Direction -
Locate every line in the entries below that contains the string "Sausage", and copy each of those lines. Case counts.

Annotated listings of elements:

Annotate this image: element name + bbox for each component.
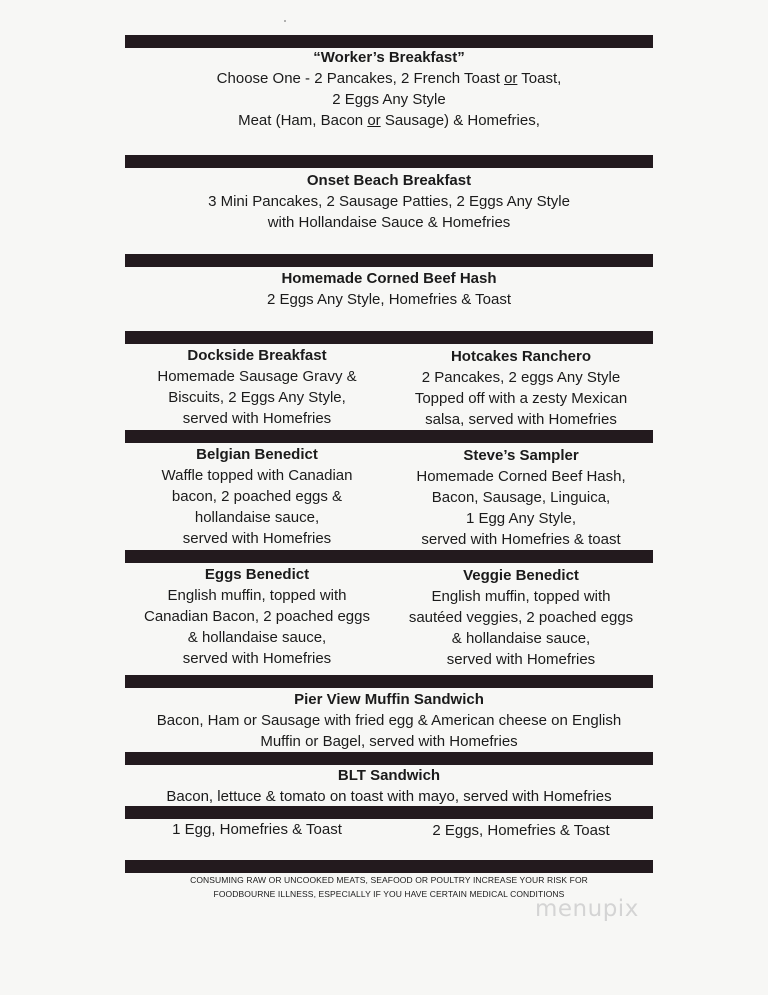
divider-bar <box>125 331 653 344</box>
menu-item-hotcakes-ranchero <box>389 346 653 430</box>
item-description-line: bacon, 2 poached eggs & <box>171 488 343 505</box>
menu-item-veggie-benedict <box>389 565 653 670</box>
item-description-line: Biscuits, 2 Eggs Any Style, <box>168 389 346 406</box>
item-description-line: Homemade Corned Beef Hash, <box>416 468 626 485</box>
disclaimer-line: CONSUMING RAW OR UNCOOKED MEATS, SEAFOOD OR POULTRY INCREASE YOUR RISK FOR <box>190 875 588 885</box>
menu-item-dockside-breakfast <box>125 345 389 429</box>
item-description-line: Muffin or Bagel, served with Homefries <box>260 733 518 750</box>
divider-bar <box>125 752 653 765</box>
item-description-line: English muffin, topped with <box>167 587 347 604</box>
item-title: Homemade Corned Beef Hash <box>281 270 497 287</box>
side-order-one-egg: 1 Egg, Homefries & Toast <box>172 821 342 838</box>
item-title: Veggie Benedict <box>463 567 579 584</box>
menu-item-pier-view-muffin-sandwich <box>105 689 673 752</box>
item-description-line: sautéed veggies, 2 poached eggs <box>408 609 634 626</box>
item-title: Hotcakes Ranchero <box>450 348 592 365</box>
item-title: Dockside Breakfast <box>187 347 327 364</box>
item-description-line: 1 Egg Any Style, <box>465 510 577 527</box>
divider-bar <box>125 675 653 688</box>
divider-bar <box>125 430 653 443</box>
disclaimer-line: FOODBOURNE ILLNESS, ESPECIALLY IF YOU HAVE CERTAIN MEDICAL CONDITIONS <box>213 889 565 899</box>
item-description-line: 2 Eggs Any Style <box>332 91 446 108</box>
item-description-line: served with Homefries & toast <box>421 531 621 548</box>
item-description-line: Waffle topped with Canadian <box>161 467 353 484</box>
item-title: “Worker’s Breakfast” <box>313 49 465 66</box>
menupix-watermark: menupix <box>535 896 639 922</box>
item-description-line: English muffin, topped with <box>431 588 611 605</box>
side-order-two-eggs: 2 Eggs, Homefries & Toast <box>432 822 610 839</box>
divider-bar <box>125 860 653 873</box>
menu-item-belgian-benedict <box>125 444 389 549</box>
menu-item-eggs-benedict <box>125 564 389 669</box>
item-description-line: served with Homefries <box>446 651 596 668</box>
item-title: Eggs Benedict <box>204 566 310 583</box>
item-description-line: Meat (Ham, Bacon or Sausage) & Homefries, <box>238 112 540 129</box>
item-title: BLT Sandwich <box>337 767 441 784</box>
scan-speck <box>284 20 286 22</box>
item-description-line: 2 Eggs Any Style, Homefries & Toast <box>266 291 511 308</box>
item-description-line: Bacon, Sausage, Linguica, <box>431 489 611 506</box>
item-title: Onset Beach Breakfast <box>306 172 472 189</box>
divider-bar <box>125 806 653 819</box>
item-description-line: hollandaise sauce, <box>194 509 320 526</box>
item-description-line: Homemade Sausage Gravy & <box>157 368 357 385</box>
menu-item-steves-sampler <box>389 445 653 550</box>
item-description-line: Topped off with a zesty Mexican <box>414 390 628 407</box>
item-description-line: Bacon, Ham or Sausage with fried egg & American cheese on English <box>156 712 622 729</box>
item-description-line: served with Homefries <box>182 530 332 547</box>
divider-bar <box>125 155 653 168</box>
divider-bar <box>125 550 653 563</box>
divider-bar <box>125 254 653 267</box>
menu-item-workers-breakfast <box>125 47 653 131</box>
menu-item-onset-beach-breakfast <box>125 170 653 233</box>
item-description-line: Choose One - 2 Pancakes, 2 French Toast or Toast, <box>216 70 562 87</box>
item-title: Steve’s Sampler <box>463 447 579 464</box>
menu-item-corned-beef-hash <box>125 268 653 310</box>
item-description-line: Canadian Bacon, 2 poached eggs <box>143 608 370 625</box>
item-description-line: & hollandaise sauce, <box>187 629 327 646</box>
item-title: Belgian Benedict <box>196 446 318 463</box>
item-description-line: served with Homefries <box>182 410 332 427</box>
item-description-line: served with Homefries <box>182 650 332 667</box>
item-description-line: & hollandaise sauce, <box>451 630 591 647</box>
item-description-line: Bacon, lettuce & tomato on toast with mayo, served with Homefries <box>166 788 612 805</box>
item-description-line: with Hollandaise Sauce & Homefries <box>267 214 511 231</box>
item-description-line: salsa, served with Homefries <box>425 411 617 428</box>
menu-item-blt-sandwich <box>105 765 673 807</box>
item-title: Pier View Muffin Sandwich <box>294 691 484 708</box>
item-description-line: 3 Mini Pancakes, 2 Sausage Patties, 2 Eggs Any Style <box>208 193 570 210</box>
item-description-line: 2 Pancakes, 2 eggs Any Style <box>421 369 621 386</box>
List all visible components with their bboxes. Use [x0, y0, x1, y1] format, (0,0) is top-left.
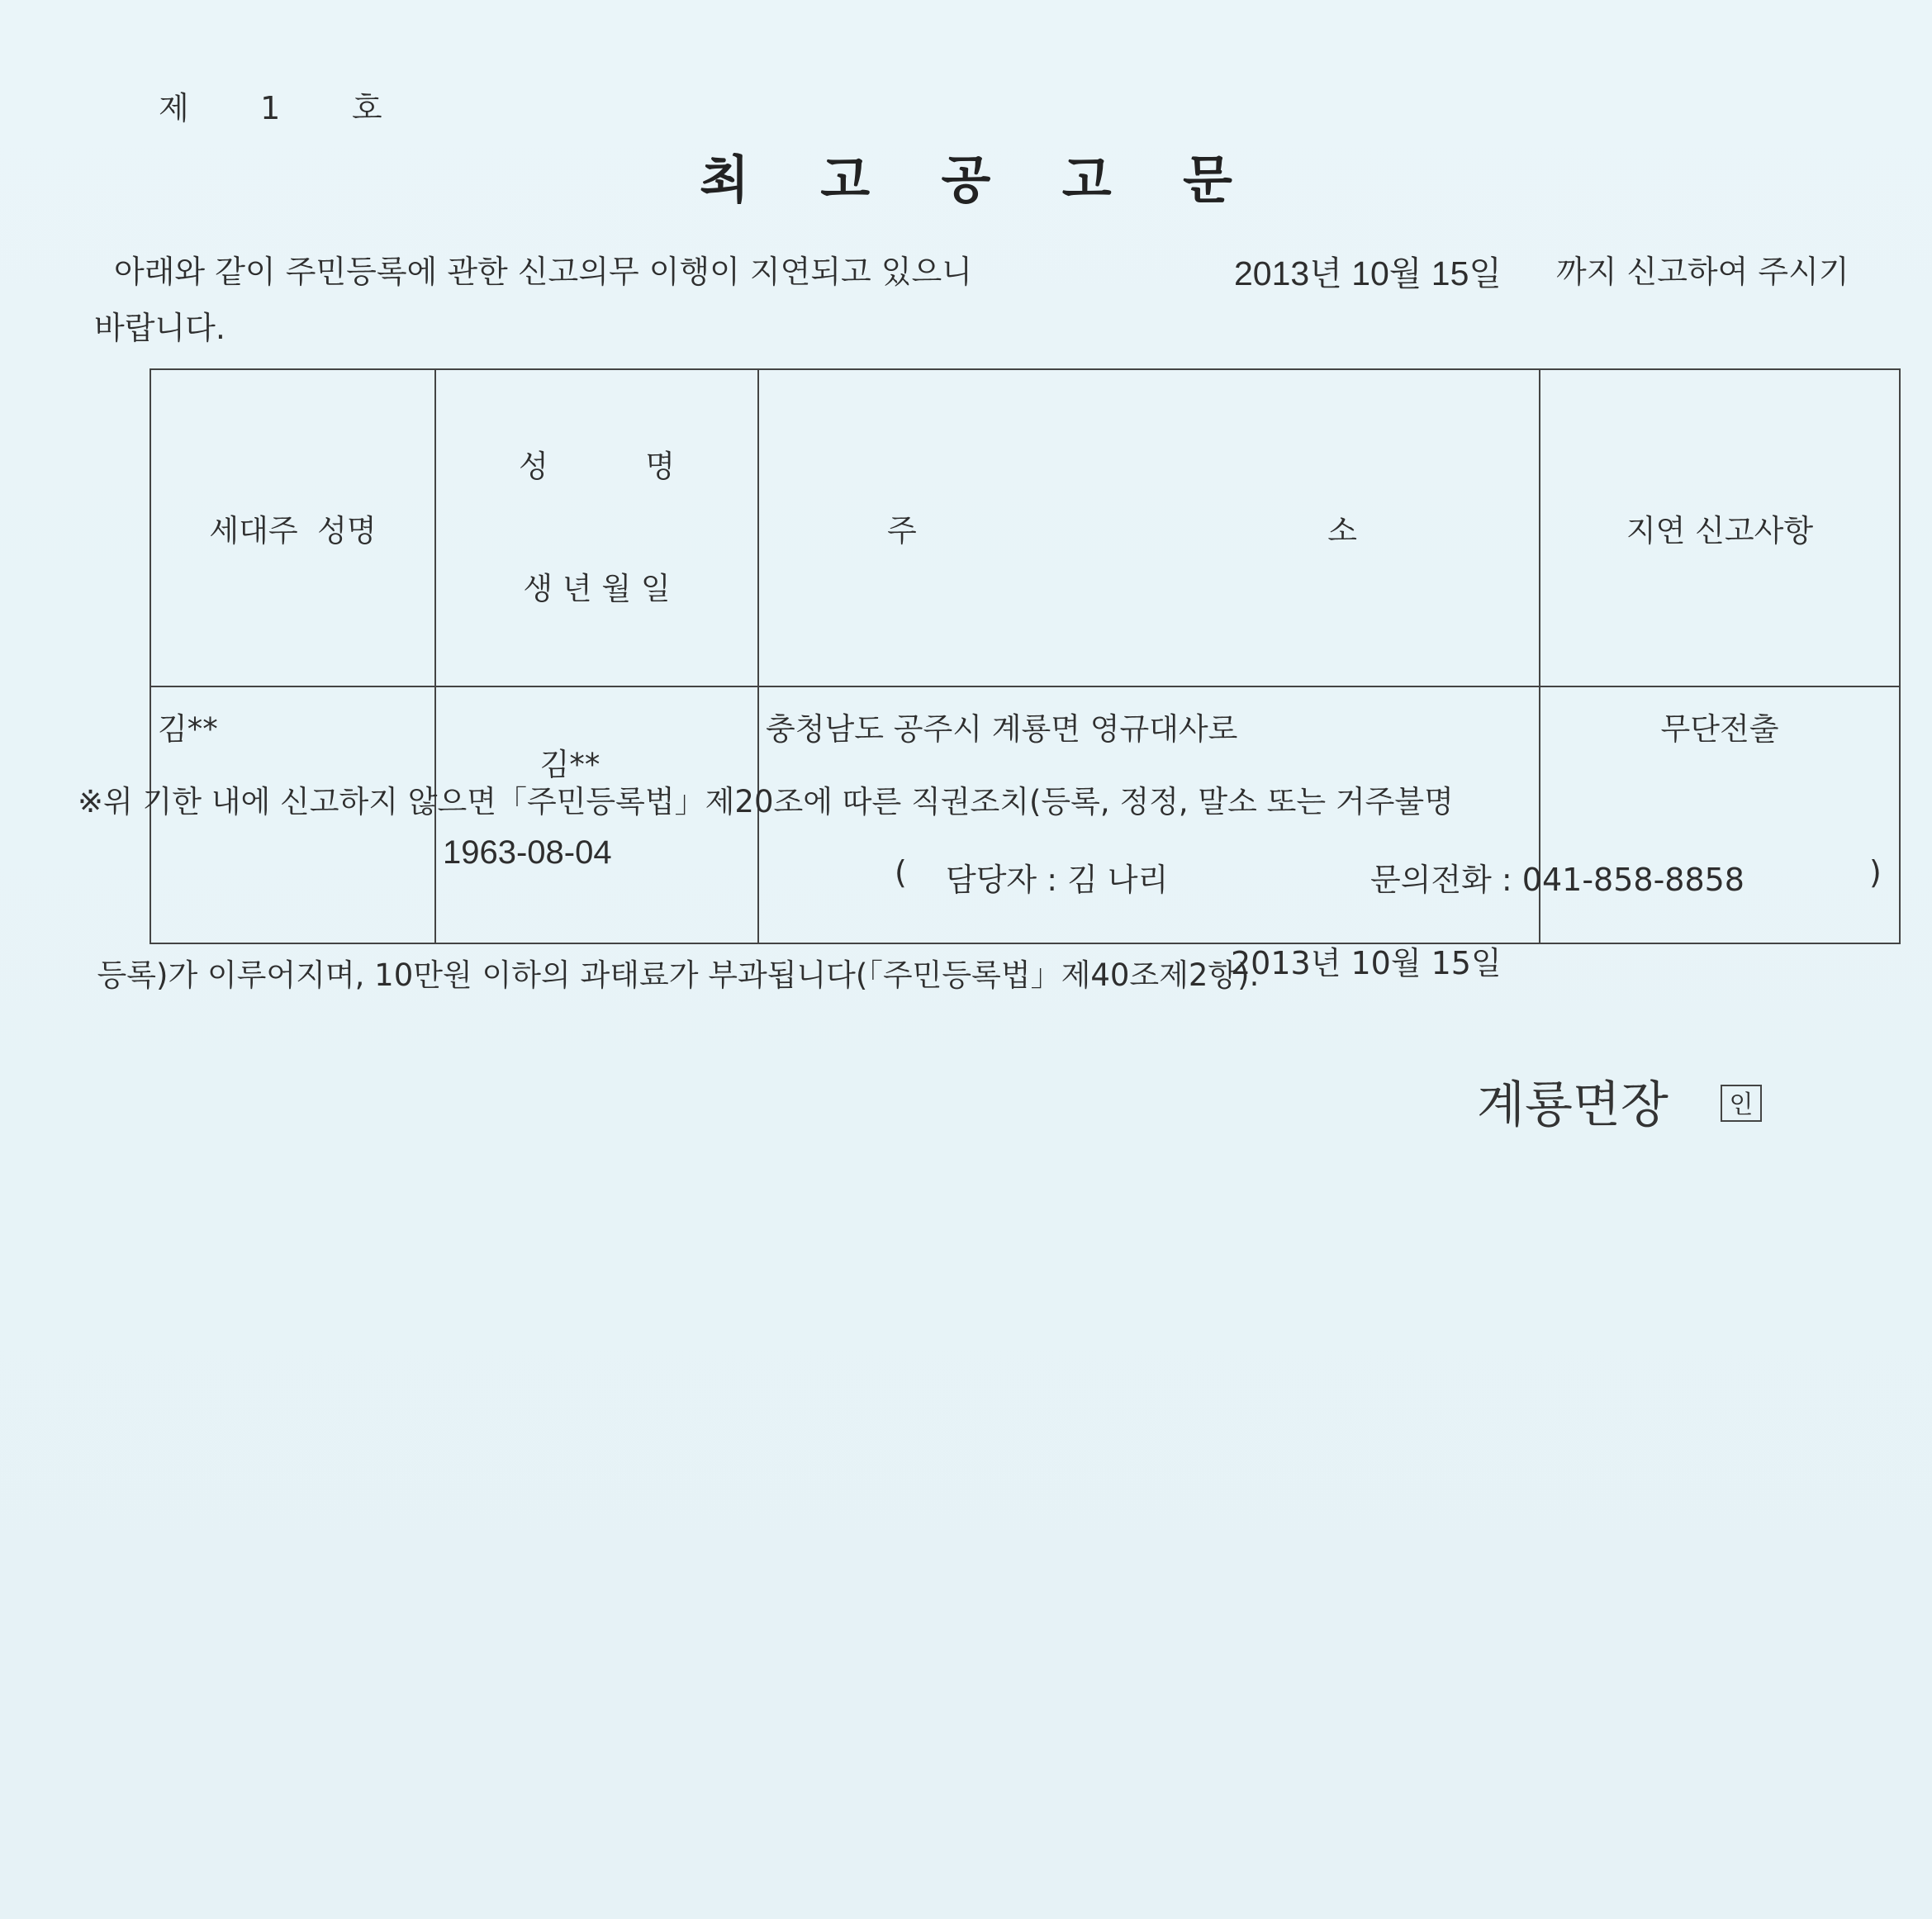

Task solution -
item-description-line: Meat (Ham, Bacon or Sausage) & Homefries, <box>238 112 540 129</box>
item-description-line: Bacon, Sausage, Linguica, <box>431 489 611 506</box>
item-description-line: Homemade Sausage Gravy & <box>157 368 357 385</box>
item-description-line: Bacon, Ham or Sausage with fried egg & American cheese on English <box>156 712 622 729</box>
item-description-line: 3 Mini Pancakes, 2 Sausage Patties, 2 Eggs Any Style <box>208 193 570 210</box>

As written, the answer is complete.